─── Supplied material ───

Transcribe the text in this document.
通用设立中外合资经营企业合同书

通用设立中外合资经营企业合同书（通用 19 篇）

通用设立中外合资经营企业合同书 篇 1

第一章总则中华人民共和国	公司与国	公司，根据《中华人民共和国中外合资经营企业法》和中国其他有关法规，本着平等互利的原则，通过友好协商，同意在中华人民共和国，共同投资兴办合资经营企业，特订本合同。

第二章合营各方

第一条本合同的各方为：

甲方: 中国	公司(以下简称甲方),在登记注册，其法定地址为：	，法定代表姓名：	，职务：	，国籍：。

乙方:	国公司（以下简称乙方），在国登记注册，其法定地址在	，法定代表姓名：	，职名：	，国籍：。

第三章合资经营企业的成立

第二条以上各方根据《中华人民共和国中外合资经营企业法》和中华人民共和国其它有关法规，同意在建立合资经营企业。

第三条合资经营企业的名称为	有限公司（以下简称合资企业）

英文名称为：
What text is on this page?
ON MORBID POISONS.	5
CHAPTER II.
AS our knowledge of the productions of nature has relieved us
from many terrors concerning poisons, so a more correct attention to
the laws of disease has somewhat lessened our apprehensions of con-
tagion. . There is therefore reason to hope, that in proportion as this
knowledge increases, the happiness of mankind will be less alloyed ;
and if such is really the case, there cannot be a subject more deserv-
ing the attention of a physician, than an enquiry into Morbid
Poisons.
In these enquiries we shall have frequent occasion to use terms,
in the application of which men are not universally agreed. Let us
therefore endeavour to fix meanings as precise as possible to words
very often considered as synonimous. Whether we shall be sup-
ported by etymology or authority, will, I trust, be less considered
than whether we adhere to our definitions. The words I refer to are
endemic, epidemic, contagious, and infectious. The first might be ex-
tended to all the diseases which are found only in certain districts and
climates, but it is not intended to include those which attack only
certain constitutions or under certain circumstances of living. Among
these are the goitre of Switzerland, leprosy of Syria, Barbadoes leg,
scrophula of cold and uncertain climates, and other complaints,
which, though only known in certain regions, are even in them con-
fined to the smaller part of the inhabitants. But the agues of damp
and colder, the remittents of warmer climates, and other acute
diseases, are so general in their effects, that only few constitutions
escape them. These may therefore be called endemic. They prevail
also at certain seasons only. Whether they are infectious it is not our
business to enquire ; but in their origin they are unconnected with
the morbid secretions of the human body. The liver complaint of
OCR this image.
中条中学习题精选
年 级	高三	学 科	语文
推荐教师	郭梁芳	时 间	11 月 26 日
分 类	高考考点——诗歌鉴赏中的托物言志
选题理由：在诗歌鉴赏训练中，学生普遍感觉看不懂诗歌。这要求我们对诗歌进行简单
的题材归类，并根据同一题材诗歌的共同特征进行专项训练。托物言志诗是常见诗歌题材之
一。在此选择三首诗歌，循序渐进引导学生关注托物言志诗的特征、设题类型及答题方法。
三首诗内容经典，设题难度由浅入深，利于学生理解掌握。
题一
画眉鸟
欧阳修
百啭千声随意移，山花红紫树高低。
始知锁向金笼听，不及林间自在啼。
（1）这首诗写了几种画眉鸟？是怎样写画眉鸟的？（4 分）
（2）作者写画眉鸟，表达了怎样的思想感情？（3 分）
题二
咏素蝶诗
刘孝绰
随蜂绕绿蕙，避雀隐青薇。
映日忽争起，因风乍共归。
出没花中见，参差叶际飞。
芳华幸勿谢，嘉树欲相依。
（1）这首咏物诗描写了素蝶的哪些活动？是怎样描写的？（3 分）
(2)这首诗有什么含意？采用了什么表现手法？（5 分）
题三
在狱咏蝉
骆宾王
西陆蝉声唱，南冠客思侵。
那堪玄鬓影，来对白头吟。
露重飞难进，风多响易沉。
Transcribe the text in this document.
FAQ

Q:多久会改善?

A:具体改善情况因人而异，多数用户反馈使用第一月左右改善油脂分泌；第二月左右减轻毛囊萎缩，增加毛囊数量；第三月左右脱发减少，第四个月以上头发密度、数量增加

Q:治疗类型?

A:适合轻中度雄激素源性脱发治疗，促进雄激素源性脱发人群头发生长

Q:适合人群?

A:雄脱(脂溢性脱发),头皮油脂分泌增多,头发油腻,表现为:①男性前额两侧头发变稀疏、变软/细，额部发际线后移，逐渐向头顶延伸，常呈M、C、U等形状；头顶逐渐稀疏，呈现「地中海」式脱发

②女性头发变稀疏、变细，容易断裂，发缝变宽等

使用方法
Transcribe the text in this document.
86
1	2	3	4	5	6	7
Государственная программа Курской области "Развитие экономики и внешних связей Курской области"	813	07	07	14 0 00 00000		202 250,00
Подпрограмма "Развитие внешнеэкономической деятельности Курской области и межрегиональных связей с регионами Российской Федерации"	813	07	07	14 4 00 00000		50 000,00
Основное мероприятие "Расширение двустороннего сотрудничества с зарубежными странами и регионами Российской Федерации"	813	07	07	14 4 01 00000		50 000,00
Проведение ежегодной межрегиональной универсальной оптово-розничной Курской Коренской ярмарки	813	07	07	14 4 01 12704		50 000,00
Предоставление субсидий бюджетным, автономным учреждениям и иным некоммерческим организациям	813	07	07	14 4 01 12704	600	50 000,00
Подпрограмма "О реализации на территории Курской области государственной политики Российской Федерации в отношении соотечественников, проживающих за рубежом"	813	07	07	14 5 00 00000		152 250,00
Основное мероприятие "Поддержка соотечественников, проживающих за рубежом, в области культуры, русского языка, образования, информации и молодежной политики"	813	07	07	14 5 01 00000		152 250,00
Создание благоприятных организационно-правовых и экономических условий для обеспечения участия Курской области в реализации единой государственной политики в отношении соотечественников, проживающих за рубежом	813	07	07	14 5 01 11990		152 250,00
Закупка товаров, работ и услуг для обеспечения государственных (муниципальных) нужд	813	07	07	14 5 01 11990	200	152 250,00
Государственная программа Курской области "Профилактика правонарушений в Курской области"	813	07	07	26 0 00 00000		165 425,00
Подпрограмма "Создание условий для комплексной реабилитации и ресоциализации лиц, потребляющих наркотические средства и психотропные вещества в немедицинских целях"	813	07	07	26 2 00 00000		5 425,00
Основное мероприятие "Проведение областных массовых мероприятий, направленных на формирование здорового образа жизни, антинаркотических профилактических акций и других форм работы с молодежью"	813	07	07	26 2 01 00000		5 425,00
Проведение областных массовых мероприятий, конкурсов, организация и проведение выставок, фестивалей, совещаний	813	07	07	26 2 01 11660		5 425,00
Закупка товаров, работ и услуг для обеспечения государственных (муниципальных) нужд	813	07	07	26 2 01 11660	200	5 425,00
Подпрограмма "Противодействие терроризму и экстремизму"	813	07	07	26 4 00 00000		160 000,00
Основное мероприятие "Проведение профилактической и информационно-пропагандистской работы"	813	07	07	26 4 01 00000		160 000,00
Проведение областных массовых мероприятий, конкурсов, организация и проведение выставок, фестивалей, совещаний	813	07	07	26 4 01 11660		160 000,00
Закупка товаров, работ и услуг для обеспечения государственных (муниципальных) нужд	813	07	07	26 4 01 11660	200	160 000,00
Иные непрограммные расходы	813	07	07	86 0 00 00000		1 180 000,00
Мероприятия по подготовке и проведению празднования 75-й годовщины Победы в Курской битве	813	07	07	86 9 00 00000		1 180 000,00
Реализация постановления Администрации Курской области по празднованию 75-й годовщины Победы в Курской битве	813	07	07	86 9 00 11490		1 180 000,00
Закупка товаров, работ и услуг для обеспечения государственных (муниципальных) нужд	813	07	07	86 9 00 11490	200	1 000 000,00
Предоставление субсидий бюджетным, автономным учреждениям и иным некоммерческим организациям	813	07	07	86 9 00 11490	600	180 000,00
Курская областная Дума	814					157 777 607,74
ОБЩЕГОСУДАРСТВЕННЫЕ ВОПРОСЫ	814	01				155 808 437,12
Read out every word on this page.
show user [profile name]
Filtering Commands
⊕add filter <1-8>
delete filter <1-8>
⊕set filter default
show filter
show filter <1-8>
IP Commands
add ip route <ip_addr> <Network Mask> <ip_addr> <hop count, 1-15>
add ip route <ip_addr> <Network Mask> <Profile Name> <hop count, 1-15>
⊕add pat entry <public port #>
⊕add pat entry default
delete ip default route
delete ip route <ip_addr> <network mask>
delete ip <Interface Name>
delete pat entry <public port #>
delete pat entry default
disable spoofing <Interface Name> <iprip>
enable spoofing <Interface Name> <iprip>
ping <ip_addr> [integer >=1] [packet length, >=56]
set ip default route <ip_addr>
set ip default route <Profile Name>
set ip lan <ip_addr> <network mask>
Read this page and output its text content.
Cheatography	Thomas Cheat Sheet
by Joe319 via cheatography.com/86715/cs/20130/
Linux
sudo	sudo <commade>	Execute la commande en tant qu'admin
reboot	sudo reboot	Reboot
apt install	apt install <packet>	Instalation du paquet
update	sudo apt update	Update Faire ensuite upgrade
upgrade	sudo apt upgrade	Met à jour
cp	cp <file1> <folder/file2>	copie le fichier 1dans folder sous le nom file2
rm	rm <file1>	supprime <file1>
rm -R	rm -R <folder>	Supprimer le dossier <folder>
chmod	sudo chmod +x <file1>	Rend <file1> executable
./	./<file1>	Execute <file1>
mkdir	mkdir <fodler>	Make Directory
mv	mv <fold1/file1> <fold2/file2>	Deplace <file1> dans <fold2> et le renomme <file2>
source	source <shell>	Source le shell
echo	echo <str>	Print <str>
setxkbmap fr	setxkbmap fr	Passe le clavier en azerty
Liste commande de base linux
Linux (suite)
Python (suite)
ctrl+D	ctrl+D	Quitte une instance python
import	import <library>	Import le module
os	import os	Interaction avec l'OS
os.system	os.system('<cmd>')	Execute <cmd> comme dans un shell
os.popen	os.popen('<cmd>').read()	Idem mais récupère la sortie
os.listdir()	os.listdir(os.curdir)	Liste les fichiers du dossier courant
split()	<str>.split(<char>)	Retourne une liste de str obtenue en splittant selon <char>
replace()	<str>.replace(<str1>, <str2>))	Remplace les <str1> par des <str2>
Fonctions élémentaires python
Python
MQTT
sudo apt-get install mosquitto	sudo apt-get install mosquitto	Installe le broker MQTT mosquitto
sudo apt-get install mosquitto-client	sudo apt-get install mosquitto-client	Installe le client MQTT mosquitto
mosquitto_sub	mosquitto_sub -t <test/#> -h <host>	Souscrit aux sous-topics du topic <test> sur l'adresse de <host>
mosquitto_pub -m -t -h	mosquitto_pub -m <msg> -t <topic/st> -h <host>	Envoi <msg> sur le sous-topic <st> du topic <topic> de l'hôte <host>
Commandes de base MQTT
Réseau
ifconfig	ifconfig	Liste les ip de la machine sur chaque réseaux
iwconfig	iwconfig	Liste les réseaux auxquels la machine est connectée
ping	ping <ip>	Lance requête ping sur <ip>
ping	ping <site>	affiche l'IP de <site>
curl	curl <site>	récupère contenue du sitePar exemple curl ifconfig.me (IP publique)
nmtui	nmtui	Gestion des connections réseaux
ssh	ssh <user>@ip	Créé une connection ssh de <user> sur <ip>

───

(Exercise objective) Reply with nothing except the number of lines in the listing above that include "attention".

(Answer to the exercise) 2